OBJECTIVE
Quote word for word from the line holding "What's the underlying" to the last line below, including both, and omit any pictures.

━━━━━ SUPPLIED RECORDS

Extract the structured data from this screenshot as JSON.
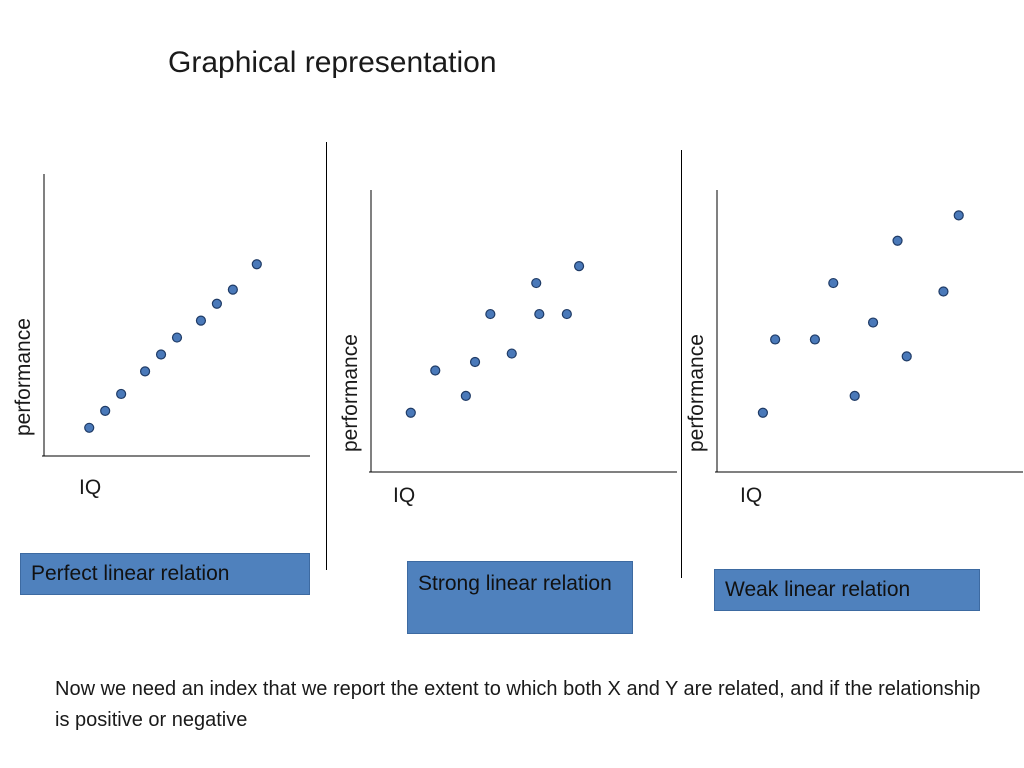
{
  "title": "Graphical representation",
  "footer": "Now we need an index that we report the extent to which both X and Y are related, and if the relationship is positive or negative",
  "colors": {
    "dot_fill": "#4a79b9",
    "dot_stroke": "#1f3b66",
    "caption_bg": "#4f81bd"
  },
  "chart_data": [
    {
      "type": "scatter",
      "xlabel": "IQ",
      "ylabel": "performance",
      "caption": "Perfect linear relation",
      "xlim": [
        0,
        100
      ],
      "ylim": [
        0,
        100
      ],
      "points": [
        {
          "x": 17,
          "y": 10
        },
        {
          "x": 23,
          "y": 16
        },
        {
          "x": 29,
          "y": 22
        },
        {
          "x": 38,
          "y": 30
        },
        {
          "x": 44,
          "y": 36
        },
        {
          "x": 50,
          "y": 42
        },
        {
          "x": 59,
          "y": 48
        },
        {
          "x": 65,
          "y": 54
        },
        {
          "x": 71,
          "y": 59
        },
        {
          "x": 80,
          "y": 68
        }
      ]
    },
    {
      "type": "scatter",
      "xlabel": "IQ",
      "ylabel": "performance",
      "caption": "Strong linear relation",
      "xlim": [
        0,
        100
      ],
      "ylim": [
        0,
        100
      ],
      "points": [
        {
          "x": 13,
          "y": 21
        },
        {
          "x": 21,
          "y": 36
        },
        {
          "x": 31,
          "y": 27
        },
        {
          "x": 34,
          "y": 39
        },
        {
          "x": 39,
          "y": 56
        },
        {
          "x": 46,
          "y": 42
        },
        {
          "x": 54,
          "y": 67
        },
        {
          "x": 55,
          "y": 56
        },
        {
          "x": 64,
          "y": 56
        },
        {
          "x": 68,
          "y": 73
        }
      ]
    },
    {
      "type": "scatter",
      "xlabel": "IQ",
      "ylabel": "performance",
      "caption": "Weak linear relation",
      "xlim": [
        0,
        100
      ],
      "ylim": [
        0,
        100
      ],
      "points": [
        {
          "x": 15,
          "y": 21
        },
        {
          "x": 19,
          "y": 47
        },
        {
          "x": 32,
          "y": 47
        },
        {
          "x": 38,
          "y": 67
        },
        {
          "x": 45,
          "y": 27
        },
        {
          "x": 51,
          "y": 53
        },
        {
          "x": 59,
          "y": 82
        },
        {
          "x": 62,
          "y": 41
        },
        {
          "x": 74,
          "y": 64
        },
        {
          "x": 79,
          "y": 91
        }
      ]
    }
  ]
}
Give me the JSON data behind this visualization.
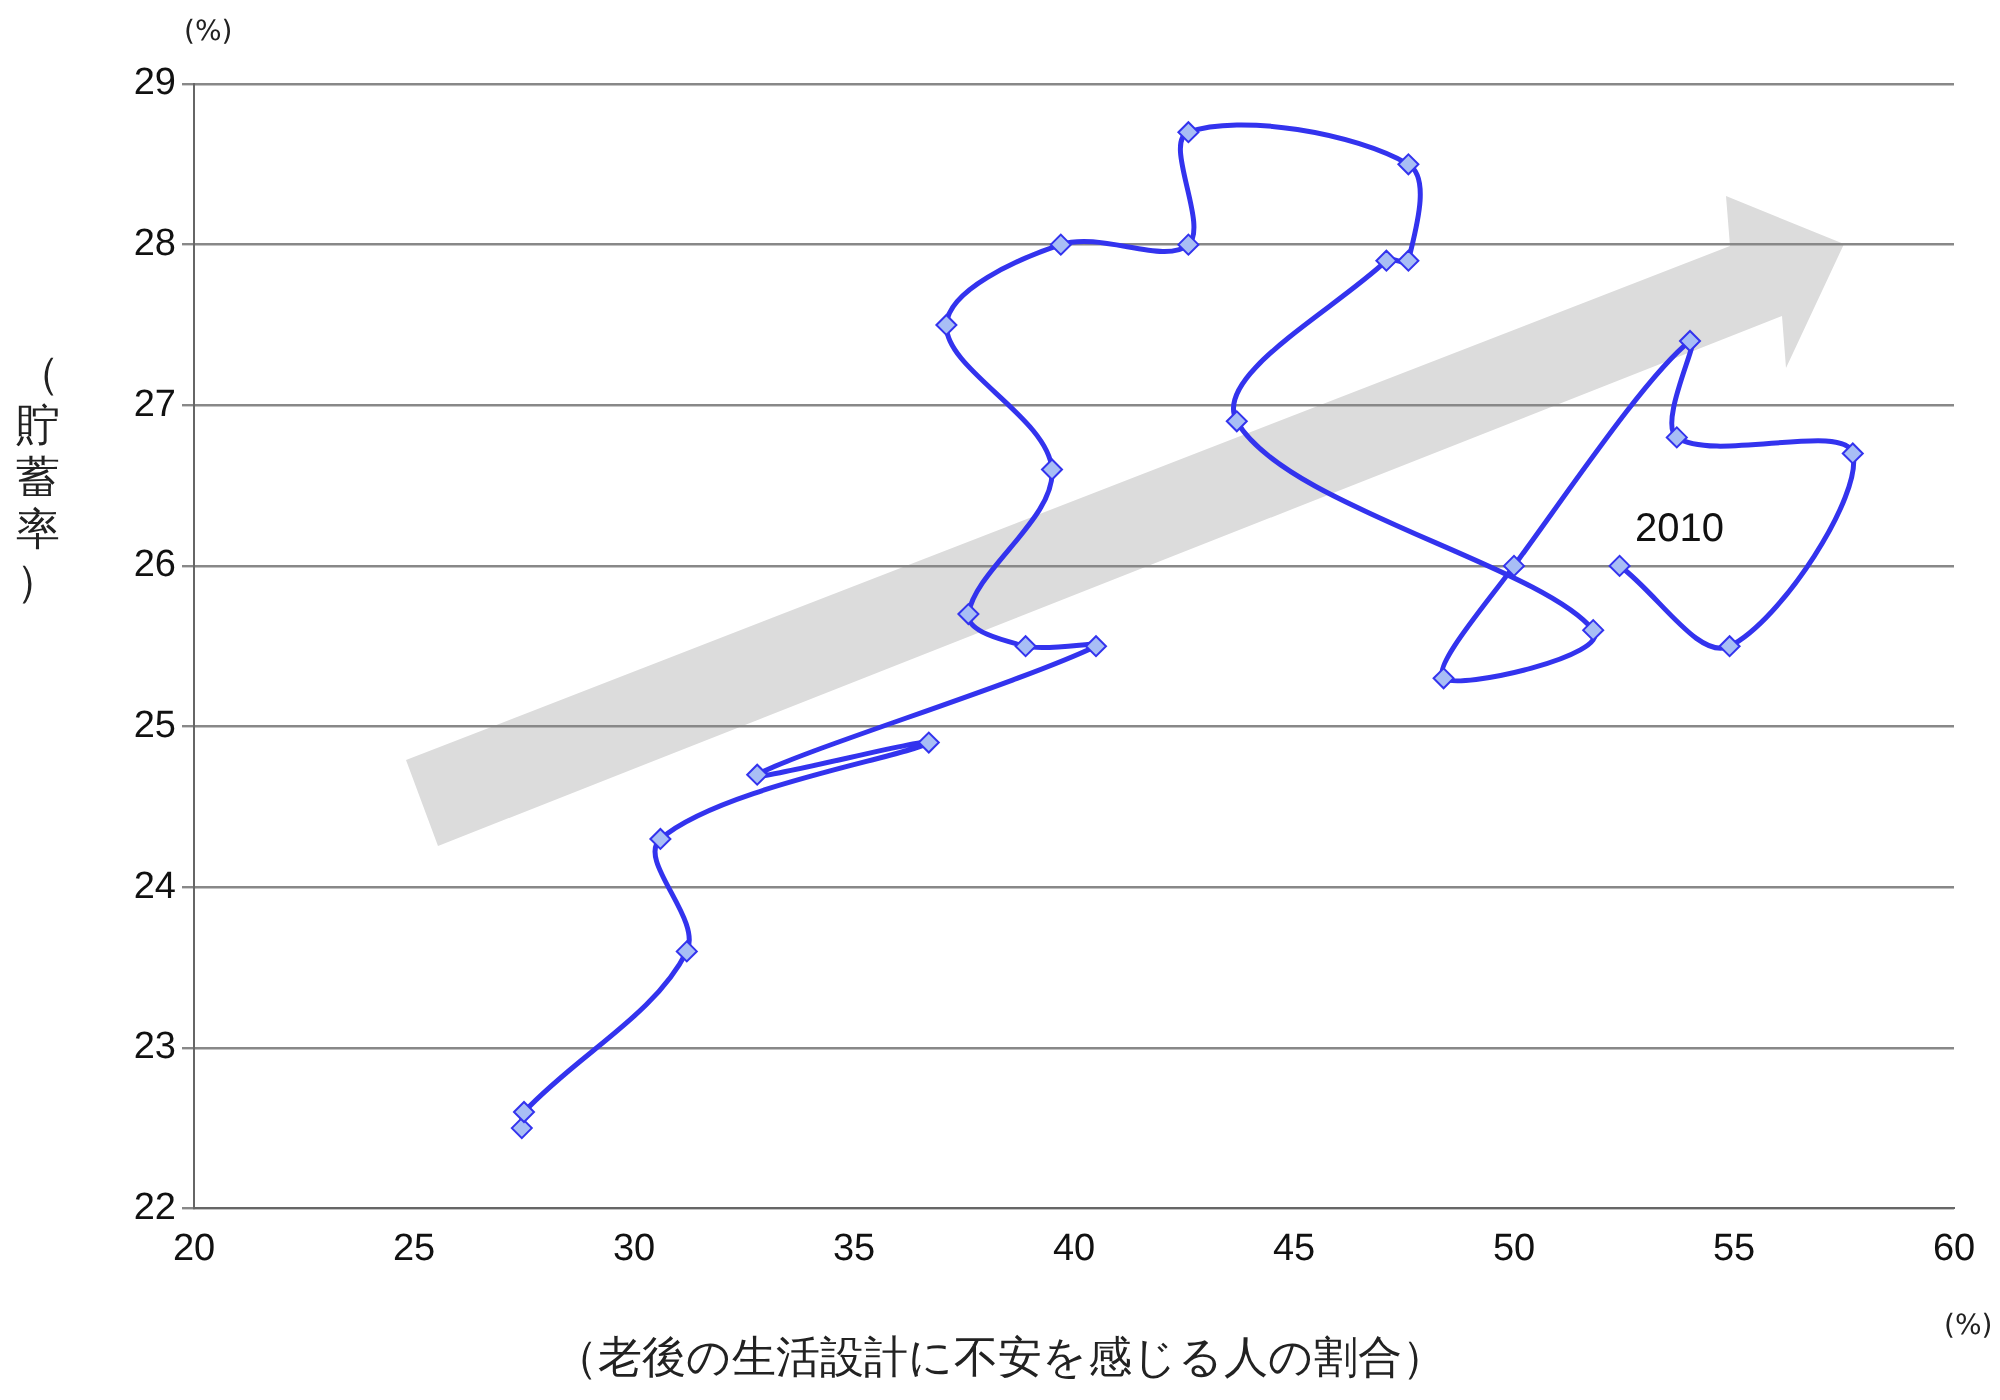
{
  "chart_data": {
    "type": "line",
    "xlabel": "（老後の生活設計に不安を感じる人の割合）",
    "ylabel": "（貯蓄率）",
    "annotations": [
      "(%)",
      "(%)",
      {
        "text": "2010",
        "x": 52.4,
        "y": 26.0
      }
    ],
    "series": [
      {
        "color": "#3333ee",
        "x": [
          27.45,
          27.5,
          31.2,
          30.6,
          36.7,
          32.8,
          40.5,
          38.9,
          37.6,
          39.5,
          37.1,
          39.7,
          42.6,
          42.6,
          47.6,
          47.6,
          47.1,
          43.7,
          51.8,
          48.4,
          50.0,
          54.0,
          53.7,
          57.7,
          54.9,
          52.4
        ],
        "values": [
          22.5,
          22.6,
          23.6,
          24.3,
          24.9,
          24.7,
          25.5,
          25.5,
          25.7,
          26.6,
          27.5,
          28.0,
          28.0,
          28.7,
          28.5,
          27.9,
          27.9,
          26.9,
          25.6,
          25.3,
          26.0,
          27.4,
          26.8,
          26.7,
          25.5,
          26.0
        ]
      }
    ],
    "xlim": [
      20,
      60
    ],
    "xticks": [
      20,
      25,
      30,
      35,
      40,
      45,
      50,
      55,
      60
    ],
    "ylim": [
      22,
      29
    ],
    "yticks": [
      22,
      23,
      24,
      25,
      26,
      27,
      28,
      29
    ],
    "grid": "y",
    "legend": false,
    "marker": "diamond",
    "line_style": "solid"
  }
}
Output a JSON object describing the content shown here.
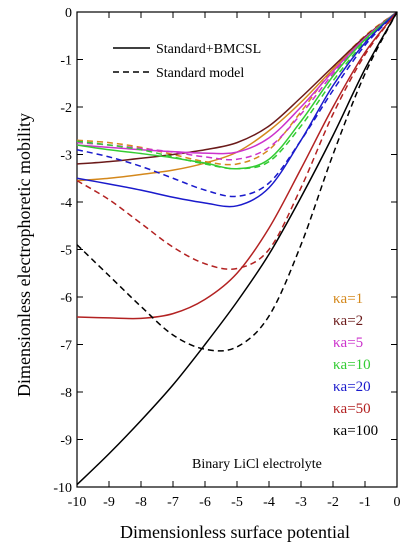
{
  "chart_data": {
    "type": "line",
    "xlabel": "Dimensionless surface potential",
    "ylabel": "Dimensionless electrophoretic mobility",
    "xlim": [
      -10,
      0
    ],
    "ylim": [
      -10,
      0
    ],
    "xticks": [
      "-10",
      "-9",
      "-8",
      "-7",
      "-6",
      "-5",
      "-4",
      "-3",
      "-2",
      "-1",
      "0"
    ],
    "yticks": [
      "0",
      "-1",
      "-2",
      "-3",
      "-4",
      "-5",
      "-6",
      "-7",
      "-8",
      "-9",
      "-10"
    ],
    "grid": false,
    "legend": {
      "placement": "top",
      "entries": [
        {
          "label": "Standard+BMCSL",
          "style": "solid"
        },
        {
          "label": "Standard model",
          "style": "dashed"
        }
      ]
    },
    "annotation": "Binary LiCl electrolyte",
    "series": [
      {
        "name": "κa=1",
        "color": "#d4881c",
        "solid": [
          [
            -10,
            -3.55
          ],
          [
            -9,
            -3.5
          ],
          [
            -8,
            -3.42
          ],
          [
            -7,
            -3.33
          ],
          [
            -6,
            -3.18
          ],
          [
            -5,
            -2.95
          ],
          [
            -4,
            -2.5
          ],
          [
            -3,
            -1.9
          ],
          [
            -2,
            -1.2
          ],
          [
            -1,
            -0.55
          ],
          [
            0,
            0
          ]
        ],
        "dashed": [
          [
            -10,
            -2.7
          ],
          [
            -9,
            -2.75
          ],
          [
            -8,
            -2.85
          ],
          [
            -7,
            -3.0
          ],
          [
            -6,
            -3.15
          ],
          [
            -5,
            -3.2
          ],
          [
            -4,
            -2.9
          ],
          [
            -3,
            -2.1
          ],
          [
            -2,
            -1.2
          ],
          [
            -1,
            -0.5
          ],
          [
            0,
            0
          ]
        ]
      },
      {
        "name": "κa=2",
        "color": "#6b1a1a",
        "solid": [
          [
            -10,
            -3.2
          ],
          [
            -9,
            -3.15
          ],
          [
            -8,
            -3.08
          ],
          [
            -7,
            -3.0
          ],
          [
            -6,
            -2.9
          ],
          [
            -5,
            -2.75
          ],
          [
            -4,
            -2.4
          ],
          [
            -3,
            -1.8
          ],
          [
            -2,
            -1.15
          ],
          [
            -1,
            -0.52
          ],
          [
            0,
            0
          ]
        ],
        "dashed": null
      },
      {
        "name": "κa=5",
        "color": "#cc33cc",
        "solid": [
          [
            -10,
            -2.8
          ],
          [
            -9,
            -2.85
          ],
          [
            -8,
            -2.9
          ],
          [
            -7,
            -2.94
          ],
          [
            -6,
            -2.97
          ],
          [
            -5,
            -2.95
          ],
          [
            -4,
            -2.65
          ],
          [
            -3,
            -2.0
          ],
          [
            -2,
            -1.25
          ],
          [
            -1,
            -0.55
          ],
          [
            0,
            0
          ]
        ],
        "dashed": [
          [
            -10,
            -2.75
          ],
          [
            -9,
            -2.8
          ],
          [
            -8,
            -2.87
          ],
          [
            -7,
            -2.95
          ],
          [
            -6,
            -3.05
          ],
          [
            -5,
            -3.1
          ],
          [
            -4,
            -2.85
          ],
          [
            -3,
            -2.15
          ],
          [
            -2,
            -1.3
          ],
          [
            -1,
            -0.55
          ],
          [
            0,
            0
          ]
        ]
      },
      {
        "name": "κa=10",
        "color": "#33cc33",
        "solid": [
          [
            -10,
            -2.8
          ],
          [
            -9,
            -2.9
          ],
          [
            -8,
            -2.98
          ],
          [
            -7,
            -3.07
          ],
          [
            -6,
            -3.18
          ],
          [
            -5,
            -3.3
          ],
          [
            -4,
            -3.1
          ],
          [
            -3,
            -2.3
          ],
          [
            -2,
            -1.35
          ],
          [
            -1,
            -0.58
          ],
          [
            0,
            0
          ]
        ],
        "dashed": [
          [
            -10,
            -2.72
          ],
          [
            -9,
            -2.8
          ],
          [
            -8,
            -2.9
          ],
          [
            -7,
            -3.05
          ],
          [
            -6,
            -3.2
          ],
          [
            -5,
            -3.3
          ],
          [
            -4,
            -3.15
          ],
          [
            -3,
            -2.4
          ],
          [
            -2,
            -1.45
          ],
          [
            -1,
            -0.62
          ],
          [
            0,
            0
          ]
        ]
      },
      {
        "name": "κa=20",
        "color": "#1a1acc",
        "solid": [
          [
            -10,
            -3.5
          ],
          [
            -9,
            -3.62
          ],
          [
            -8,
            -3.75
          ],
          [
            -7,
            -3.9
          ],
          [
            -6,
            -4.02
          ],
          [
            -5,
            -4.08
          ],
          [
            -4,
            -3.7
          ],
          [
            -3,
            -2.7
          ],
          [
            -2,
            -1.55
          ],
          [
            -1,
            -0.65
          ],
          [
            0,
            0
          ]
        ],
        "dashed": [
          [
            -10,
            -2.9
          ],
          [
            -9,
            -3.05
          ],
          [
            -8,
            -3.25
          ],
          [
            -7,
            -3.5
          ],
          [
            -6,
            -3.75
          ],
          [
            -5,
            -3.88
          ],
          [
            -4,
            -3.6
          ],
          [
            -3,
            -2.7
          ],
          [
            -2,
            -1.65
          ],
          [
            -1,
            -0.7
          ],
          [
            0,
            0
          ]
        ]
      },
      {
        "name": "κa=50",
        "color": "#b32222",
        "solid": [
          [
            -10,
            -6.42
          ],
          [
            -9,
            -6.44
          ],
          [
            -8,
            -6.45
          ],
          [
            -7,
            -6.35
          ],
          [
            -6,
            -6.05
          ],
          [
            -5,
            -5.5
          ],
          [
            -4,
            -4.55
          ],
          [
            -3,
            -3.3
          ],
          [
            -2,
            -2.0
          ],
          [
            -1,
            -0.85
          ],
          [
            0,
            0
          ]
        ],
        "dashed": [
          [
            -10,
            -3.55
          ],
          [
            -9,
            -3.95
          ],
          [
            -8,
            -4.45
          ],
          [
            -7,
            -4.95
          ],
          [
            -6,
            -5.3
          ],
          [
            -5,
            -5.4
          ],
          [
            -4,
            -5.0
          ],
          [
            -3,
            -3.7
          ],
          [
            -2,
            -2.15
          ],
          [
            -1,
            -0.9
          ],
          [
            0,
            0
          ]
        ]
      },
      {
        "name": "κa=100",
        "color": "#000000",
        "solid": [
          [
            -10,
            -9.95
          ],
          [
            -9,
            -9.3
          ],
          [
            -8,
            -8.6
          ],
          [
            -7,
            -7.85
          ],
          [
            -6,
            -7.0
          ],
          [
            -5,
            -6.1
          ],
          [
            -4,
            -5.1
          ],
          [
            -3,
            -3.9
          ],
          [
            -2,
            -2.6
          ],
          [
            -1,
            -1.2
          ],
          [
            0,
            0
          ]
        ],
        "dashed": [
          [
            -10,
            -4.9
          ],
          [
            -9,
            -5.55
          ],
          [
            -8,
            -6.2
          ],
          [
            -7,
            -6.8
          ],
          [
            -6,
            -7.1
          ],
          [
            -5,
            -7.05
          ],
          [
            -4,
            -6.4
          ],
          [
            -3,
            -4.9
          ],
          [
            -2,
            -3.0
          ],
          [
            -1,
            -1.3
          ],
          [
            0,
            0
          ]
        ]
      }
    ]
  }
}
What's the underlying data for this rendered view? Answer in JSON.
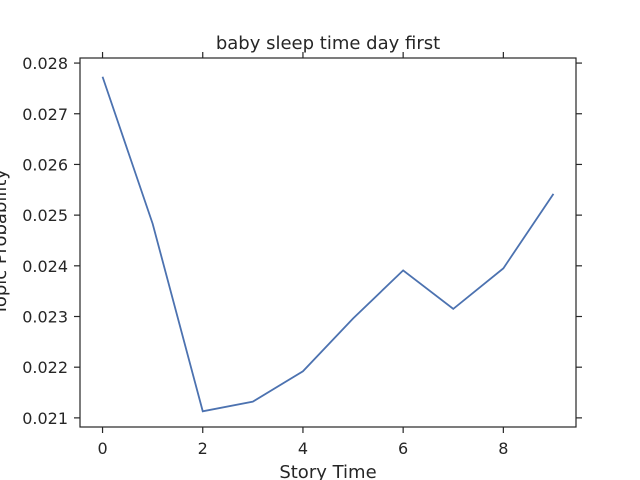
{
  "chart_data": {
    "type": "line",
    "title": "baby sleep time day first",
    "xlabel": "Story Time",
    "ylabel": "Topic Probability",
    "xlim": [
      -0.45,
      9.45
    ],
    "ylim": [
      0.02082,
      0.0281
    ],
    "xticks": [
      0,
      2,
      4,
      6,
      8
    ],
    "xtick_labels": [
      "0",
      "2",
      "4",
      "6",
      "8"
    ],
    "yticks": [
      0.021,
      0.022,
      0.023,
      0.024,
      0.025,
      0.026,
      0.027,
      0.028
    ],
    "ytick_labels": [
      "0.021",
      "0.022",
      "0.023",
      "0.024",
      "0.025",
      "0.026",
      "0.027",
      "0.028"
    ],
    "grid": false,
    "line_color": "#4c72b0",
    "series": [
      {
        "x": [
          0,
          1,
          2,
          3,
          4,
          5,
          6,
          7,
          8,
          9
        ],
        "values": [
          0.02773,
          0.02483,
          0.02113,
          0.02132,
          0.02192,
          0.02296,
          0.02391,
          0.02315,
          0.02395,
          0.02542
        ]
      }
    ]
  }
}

━━━━━━━━━━

EXERCISE ANSWER
What's the underlying data for this rendered view? Answer in JSON.
{
  "chart_data": {
    "type": "line",
    "title": "baby sleep time day first",
    "xlabel": "Story Time",
    "ylabel": "Topic Probability",
    "xlim": [
      -0.45,
      9.45
    ],
    "ylim": [
      0.02082,
      0.0281
    ],
    "xticks": [
      0,
      2,
      4,
      6,
      8
    ],
    "xtick_labels": [
      "0",
      "2",
      "4",
      "6",
      "8"
    ],
    "yticks": [
      0.021,
      0.022,
      0.023,
      0.024,
      0.025,
      0.026,
      0.027,
      0.028
    ],
    "ytick_labels": [
      "0.021",
      "0.022",
      "0.023",
      "0.024",
      "0.025",
      "0.026",
      "0.027",
      "0.028"
    ],
    "grid": false,
    "line_color": "#4c72b0",
    "series": [
      {
        "x": [
          0,
          1,
          2,
          3,
          4,
          5,
          6,
          7,
          8,
          9
        ],
        "values": [
          0.02773,
          0.02483,
          0.02113,
          0.02132,
          0.02192,
          0.02296,
          0.02391,
          0.02315,
          0.02395,
          0.02542
        ]
      }
    ]
  }
}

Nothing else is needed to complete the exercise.